▸ **Challenge**
Copy out all lines where "this" appears.

▸ **Records shown**
---*---
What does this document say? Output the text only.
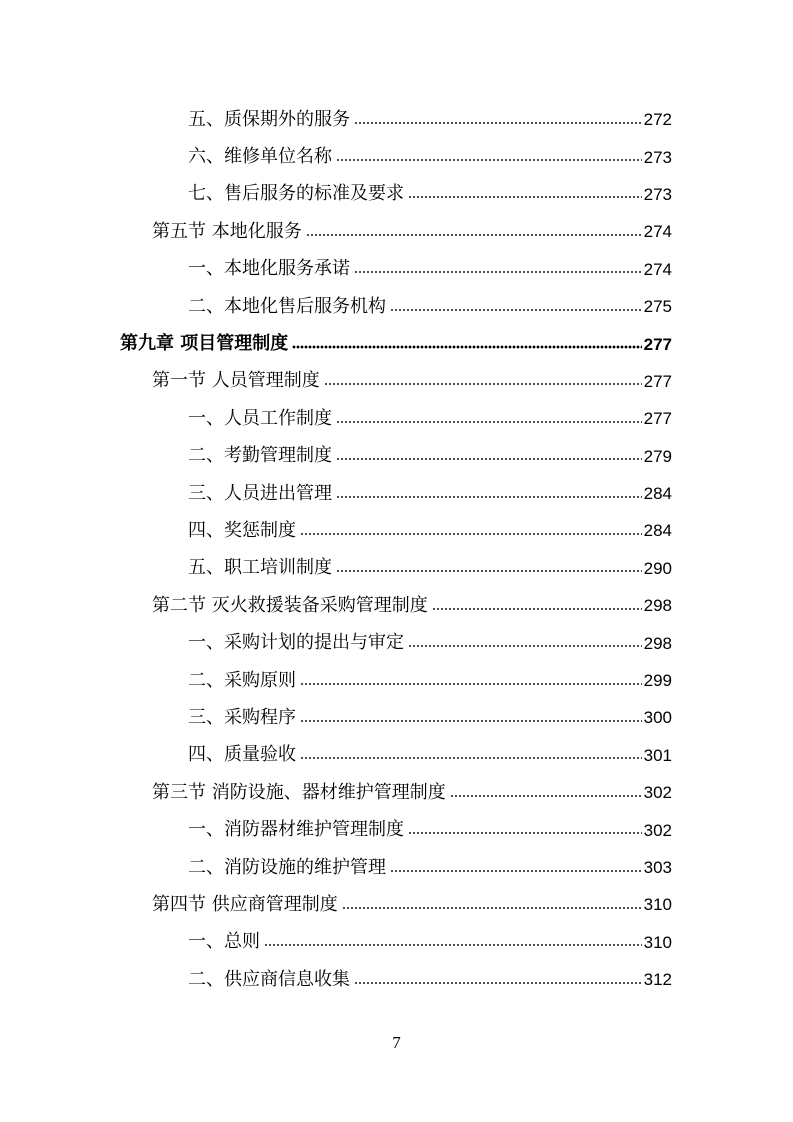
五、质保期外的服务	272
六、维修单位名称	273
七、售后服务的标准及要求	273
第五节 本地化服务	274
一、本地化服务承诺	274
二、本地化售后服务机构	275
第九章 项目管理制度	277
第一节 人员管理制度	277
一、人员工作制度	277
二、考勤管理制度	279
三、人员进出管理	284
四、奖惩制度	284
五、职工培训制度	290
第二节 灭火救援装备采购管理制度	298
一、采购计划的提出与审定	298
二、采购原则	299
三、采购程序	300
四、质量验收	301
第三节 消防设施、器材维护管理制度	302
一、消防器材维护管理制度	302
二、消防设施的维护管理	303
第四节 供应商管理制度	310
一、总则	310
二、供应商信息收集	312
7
---*---
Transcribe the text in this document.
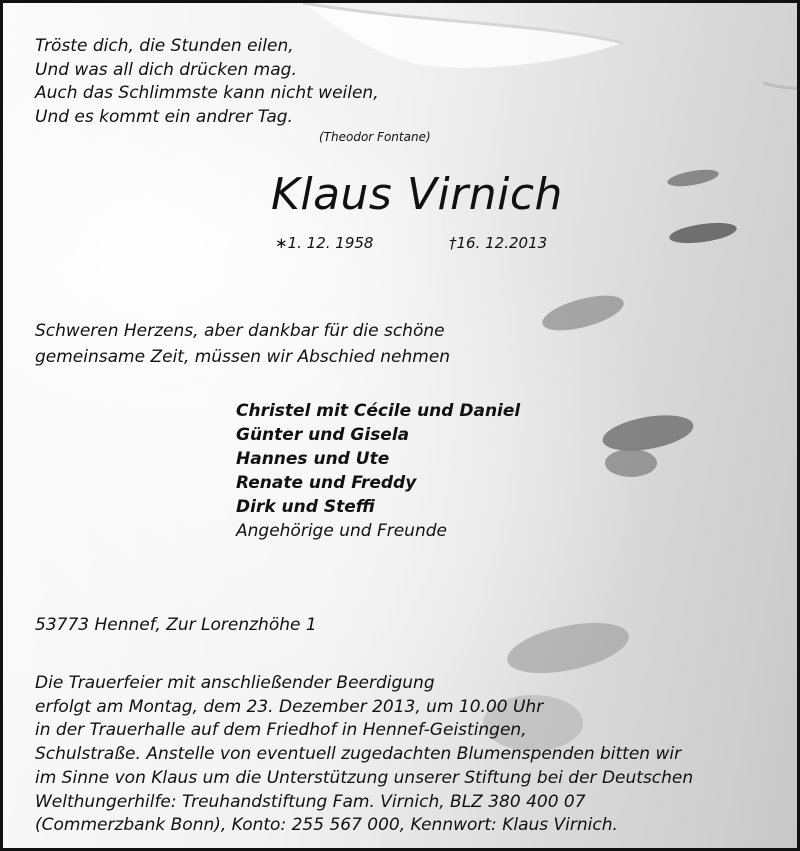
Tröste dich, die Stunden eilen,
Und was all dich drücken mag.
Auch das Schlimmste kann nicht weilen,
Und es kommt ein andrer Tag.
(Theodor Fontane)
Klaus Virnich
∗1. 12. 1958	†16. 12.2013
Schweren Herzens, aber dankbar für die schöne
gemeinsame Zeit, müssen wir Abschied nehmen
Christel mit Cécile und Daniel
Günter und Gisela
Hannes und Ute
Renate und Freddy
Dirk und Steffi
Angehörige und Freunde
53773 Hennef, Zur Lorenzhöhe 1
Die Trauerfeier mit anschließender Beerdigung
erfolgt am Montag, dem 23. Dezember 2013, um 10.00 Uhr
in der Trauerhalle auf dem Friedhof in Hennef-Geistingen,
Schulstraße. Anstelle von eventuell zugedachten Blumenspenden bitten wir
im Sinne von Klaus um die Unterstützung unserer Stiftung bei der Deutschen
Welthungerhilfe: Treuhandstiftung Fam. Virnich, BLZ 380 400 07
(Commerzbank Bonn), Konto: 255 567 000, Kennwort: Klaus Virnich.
---*---
▸ **Final result**
What does this document say? Output the text only.
Transcribe the text in this document.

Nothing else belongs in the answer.